## [Data records]

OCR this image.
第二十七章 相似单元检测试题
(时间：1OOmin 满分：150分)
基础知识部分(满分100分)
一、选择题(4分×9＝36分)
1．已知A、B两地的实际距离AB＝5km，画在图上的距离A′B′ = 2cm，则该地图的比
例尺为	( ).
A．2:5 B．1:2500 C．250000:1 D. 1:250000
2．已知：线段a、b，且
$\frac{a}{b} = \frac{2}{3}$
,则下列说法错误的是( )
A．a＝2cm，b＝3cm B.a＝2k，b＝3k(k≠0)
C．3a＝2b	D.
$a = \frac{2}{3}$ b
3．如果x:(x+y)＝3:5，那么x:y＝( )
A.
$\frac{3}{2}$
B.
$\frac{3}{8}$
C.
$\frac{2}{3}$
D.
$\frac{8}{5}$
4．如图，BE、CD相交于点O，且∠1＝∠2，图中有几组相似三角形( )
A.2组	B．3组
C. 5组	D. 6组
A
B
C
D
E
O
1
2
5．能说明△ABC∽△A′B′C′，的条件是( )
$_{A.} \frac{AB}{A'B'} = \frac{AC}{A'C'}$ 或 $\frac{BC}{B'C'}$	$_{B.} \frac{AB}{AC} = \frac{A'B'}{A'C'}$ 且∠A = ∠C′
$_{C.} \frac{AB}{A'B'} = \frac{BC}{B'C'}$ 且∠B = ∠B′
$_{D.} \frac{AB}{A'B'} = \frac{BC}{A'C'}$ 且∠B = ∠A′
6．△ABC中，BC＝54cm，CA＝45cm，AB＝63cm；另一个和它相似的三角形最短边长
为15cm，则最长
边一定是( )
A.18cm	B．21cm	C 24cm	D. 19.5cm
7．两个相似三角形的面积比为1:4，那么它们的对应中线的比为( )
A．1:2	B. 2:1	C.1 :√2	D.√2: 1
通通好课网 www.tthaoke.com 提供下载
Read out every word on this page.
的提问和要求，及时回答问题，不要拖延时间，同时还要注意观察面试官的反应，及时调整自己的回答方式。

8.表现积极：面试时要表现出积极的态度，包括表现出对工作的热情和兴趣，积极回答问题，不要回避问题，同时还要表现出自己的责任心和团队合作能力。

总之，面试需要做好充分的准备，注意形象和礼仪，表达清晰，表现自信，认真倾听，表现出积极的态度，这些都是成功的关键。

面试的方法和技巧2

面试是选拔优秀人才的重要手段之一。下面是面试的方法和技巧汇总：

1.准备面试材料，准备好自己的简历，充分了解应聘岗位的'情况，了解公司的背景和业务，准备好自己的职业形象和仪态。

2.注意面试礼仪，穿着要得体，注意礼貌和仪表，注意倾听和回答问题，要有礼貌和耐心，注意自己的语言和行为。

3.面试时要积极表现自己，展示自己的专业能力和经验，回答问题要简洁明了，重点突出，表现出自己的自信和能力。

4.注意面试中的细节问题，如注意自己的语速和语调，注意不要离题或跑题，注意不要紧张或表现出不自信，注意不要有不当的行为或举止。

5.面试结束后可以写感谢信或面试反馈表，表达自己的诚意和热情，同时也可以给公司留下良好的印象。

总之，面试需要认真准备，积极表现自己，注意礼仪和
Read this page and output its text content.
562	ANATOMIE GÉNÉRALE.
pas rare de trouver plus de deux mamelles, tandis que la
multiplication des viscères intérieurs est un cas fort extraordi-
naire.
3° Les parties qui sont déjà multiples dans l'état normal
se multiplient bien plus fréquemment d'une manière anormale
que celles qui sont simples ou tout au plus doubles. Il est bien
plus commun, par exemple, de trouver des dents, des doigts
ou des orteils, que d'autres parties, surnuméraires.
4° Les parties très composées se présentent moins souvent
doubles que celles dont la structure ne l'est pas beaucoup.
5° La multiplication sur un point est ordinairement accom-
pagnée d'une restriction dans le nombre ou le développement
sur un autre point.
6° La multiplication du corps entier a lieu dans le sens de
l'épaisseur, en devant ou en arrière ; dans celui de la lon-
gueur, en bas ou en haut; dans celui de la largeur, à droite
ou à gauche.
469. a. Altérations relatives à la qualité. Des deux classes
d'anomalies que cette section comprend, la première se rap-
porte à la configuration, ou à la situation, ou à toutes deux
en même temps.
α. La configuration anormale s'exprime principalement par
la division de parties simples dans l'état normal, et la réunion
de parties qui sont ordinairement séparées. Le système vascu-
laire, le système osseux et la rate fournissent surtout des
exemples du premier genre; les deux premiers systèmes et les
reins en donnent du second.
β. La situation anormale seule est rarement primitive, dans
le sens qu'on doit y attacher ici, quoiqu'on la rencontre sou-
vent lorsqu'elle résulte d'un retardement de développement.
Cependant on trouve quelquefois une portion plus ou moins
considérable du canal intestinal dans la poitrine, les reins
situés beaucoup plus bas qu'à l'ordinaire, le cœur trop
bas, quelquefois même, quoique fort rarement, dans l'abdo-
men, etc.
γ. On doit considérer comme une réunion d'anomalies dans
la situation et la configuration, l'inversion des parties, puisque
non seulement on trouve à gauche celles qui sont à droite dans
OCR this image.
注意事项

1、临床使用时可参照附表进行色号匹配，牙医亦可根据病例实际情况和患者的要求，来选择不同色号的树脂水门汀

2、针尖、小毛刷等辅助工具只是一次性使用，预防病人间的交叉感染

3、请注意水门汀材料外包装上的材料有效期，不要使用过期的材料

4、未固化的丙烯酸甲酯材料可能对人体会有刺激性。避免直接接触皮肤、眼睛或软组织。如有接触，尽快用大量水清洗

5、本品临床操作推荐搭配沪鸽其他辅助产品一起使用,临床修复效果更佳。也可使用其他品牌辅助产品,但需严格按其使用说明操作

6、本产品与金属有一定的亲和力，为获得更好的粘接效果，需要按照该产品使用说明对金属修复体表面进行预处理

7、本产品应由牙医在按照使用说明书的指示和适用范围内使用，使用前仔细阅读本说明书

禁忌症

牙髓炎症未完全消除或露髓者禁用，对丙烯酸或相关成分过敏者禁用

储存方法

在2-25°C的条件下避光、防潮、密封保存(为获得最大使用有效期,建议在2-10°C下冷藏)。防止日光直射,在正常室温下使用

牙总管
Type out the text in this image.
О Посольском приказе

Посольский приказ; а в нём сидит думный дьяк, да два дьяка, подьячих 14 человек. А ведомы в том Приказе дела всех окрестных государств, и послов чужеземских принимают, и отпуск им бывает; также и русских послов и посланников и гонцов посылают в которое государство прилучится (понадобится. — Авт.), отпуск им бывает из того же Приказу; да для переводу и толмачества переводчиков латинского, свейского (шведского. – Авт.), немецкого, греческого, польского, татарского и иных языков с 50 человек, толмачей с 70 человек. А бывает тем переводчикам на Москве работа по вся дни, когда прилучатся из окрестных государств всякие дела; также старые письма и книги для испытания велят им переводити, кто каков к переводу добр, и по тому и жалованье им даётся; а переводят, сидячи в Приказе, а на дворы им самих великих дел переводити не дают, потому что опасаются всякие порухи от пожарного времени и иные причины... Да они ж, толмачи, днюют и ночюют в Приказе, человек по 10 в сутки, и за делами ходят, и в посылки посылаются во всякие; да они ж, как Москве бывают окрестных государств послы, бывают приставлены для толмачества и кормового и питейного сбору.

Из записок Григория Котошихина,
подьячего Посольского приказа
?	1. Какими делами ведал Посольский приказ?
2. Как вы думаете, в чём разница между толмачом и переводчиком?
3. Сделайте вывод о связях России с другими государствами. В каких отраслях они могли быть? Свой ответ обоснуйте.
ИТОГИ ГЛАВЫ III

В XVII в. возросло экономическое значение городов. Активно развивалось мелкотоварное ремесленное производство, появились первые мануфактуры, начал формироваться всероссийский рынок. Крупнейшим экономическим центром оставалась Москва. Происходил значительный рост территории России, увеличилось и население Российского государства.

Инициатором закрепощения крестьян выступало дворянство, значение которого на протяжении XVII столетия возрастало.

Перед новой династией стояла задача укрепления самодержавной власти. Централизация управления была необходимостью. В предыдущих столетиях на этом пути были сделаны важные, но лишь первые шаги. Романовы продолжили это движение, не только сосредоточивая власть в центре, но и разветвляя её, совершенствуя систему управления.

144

## [Direction]
Identify lines with the string "doubles". Copy each one.

## [Task solution]
que celles qui sont simples ou tout au plus doubles. Il est bien
doubles que celles dont la structure ne l'est pas beaucoup.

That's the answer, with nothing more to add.